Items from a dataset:
—————

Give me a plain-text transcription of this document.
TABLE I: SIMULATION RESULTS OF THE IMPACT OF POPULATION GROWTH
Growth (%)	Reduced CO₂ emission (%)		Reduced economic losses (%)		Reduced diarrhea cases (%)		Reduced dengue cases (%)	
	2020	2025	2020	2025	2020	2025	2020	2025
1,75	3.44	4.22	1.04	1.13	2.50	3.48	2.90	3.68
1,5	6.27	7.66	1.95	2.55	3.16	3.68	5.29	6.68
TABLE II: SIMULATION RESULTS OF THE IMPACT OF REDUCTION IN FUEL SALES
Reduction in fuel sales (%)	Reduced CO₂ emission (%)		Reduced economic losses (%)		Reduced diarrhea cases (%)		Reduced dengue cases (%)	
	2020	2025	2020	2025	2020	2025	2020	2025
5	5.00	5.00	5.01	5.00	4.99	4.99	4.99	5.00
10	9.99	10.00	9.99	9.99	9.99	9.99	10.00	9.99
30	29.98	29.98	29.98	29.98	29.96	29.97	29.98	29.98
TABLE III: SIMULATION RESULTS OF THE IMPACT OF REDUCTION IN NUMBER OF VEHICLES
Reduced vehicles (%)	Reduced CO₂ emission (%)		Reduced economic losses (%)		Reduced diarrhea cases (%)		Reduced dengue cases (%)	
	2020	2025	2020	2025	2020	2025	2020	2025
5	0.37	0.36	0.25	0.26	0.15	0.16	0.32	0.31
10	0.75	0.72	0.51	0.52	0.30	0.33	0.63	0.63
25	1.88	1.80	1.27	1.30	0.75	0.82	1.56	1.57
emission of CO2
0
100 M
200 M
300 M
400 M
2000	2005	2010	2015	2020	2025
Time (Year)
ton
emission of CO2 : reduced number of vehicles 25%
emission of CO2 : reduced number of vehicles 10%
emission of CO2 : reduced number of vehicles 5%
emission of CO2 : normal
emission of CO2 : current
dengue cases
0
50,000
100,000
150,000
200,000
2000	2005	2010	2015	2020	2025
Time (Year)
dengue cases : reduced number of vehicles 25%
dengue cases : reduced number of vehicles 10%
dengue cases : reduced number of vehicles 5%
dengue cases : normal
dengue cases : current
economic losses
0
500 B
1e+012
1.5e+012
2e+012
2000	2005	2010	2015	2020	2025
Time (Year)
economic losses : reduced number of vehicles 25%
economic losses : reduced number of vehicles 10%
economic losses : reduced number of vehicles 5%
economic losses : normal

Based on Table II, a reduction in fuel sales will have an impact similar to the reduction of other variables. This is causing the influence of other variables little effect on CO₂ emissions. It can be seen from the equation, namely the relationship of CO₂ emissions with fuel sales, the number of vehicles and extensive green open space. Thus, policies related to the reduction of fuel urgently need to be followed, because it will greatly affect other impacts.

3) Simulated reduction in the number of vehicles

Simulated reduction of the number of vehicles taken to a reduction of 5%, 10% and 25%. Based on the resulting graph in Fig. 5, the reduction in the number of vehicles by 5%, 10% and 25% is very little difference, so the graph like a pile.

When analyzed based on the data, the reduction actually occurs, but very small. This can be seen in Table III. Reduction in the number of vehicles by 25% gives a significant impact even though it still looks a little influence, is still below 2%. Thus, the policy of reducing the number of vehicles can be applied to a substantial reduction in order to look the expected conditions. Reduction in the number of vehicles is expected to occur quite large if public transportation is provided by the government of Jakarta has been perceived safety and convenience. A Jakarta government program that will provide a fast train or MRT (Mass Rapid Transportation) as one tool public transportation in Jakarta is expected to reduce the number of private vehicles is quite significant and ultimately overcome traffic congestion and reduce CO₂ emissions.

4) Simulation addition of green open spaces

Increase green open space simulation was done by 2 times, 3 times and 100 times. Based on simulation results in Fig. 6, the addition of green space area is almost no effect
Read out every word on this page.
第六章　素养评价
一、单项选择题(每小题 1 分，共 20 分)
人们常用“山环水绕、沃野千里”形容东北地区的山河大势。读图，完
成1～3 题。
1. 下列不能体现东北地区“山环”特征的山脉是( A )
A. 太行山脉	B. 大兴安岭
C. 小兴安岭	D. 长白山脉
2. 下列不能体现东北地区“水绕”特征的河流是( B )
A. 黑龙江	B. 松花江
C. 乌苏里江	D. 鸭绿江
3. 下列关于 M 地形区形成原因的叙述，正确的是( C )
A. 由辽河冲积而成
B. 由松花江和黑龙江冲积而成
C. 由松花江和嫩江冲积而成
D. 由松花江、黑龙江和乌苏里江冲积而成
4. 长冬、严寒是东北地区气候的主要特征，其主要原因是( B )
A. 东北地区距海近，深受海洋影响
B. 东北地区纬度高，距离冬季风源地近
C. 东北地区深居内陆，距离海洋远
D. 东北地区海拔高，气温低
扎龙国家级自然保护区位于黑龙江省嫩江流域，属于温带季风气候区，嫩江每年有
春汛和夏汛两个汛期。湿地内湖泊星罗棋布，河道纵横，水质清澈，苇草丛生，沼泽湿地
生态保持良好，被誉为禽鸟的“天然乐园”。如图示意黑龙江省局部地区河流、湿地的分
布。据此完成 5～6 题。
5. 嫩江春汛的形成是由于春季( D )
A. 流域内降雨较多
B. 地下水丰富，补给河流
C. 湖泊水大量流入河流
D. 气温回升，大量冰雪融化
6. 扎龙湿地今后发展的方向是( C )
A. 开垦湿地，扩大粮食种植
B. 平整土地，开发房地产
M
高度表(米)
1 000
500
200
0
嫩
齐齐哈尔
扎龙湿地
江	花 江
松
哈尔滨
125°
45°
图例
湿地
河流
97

—————

WHAT YOU HAVE TO DO:
Would you reproduce all the entries exactly?

FINAL RESULT:
Give me a plain-text transcription of this document.
TABLE I: SIMULATION RESULTS OF THE IMPACT OF POPULATION GROWTH
Growth (%)	Reduced CO₂ emission (%)		Reduced economic losses (%)		Reduced diarrhea cases (%)		Reduced dengue cases (%)	
	2020	2025	2020	2025	2020	2025	2020	2025
1,75	3.44	4.22	1.04	1.13	2.50	3.48	2.90	3.68
1,5	6.27	7.66	1.95	2.55	3.16	3.68	5.29	6.68
TABLE II: SIMULATION RESULTS OF THE IMPACT OF REDUCTION IN FUEL SALES
Reduction in fuel sales (%)	Reduced CO₂ emission (%)		Reduced economic losses (%)		Reduced diarrhea cases (%)		Reduced dengue cases (%)	
	2020	2025	2020	2025	2020	2025	2020	2025
5	5.00	5.00	5.01	5.00	4.99	4.99	4.99	5.00
10	9.99	10.00	9.99	9.99	9.99	9.99	10.00	9.99
30	29.98	29.98	29.98	29.98	29.96	29.97	29.98	29.98
TABLE III: SIMULATION RESULTS OF THE IMPACT OF REDUCTION IN NUMBER OF VEHICLES
Reduced vehicles (%)	Reduced CO₂ emission (%)		Reduced economic losses (%)		Reduced diarrhea cases (%)		Reduced dengue cases (%)	
	2020	2025	2020	2025	2020	2025	2020	2025
5	0.37	0.36	0.25	0.26	0.15	0.16	0.32	0.31
10	0.75	0.72	0.51	0.52	0.30	0.33	0.63	0.63
25	1.88	1.80	1.27	1.30	0.75	0.82	1.56	1.57
emission of CO2
0
100 M
200 M
300 M
400 M
2000	2005	2010	2015	2020	2025
Time (Year)
ton
emission of CO2 : reduced number of vehicles 25%
emission of CO2 : reduced number of vehicles 10%
emission of CO2 : reduced number of vehicles 5%
emission of CO2 : normal
emission of CO2 : current
dengue cases
0
50,000
100,000
150,000
200,000
2000	2005	2010	2015	2020	2025
Time (Year)
dengue cases : reduced number of vehicles 25%
dengue cases : reduced number of vehicles 10%
dengue cases : reduced number of vehicles 5%
dengue cases : normal
dengue cases : current
economic losses
0
500 B
1e+012
1.5e+012
2e+012
2000	2005	2010	2015	2020	2025
Time (Year)
economic losses : reduced number of vehicles 25%
economic losses : reduced number of vehicles 10%
economic losses : reduced number of vehicles 5%
economic losses : normal

Based on Table II, a reduction in fuel sales will have an impact similar to the reduction of other variables. This is causing the influence of other variables little effect on CO₂ emissions. It can be seen from the equation, namely the relationship of CO₂ emissions with fuel sales, the number of vehicles and extensive green open space. Thus, policies related to the reduction of fuel urgently need to be followed, because it will greatly affect other impacts.

3) Simulated reduction in the number of vehicles

Simulated reduction of the number of vehicles taken to a reduction of 5%, 10% and 25%. Based on the resulting graph in Fig. 5, the reduction in the number of vehicles by 5%, 10% and 25% is very little difference, so the graph like a pile.

When analyzed based on the data, the reduction actually occurs, but very small. This can be seen in Table III. Reduction in the number of vehicles by 25% gives a significant impact even though it still looks a little influence, is still below 2%. Thus, the policy of reducing the number of vehicles can be applied to a substantial reduction in order to look the expected conditions. Reduction in the number of vehicles is expected to occur quite large if public transportation is provided by the government of Jakarta has been perceived safety and convenience. A Jakarta government program that will provide a fast train or MRT (Mass Rapid Transportation) as one tool public transportation in Jakarta is expected to reduce the number of private vehicles is quite significant and ultimately overcome traffic congestion and reduce CO₂ emissions.

4) Simulation addition of green open spaces

Increase green open space simulation was done by 2 times, 3 times and 100 times. Based on simulation results in Fig. 6, the addition of green space area is almost no effect
Read out every word on this page.
第六章　素养评价
一、单项选择题(每小题 1 分，共 20 分)
人们常用“山环水绕、沃野千里”形容东北地区的山河大势。读图，完
成1～3 题。
1. 下列不能体现东北地区“山环”特征的山脉是( A )
A. 太行山脉	B. 大兴安岭
C. 小兴安岭	D. 长白山脉
2. 下列不能体现东北地区“水绕”特征的河流是( B )
A. 黑龙江	B. 松花江
C. 乌苏里江	D. 鸭绿江
3. 下列关于 M 地形区形成原因的叙述，正确的是( C )
A. 由辽河冲积而成
B. 由松花江和黑龙江冲积而成
C. 由松花江和嫩江冲积而成
D. 由松花江、黑龙江和乌苏里江冲积而成
4. 长冬、严寒是东北地区气候的主要特征，其主要原因是( B )
A. 东北地区距海近，深受海洋影响
B. 东北地区纬度高，距离冬季风源地近
C. 东北地区深居内陆，距离海洋远
D. 东北地区海拔高，气温低
扎龙国家级自然保护区位于黑龙江省嫩江流域，属于温带季风气候区，嫩江每年有
春汛和夏汛两个汛期。湿地内湖泊星罗棋布，河道纵横，水质清澈，苇草丛生，沼泽湿地
生态保持良好，被誉为禽鸟的“天然乐园”。如图示意黑龙江省局部地区河流、湿地的分
布。据此完成 5～6 题。
5. 嫩江春汛的形成是由于春季( D )
A. 流域内降雨较多
B. 地下水丰富，补给河流
C. 湖泊水大量流入河流
D. 气温回升，大量冰雪融化
6. 扎龙湿地今后发展的方向是( C )
A. 开垦湿地，扩大粮食种植
B. 平整土地，开发房地产
M
高度表(米)
1 000
500
200
0
嫩
齐齐哈尔
扎龙湿地
江	花 江
松
哈尔滨
125°
45°
图例
湿地
河流
97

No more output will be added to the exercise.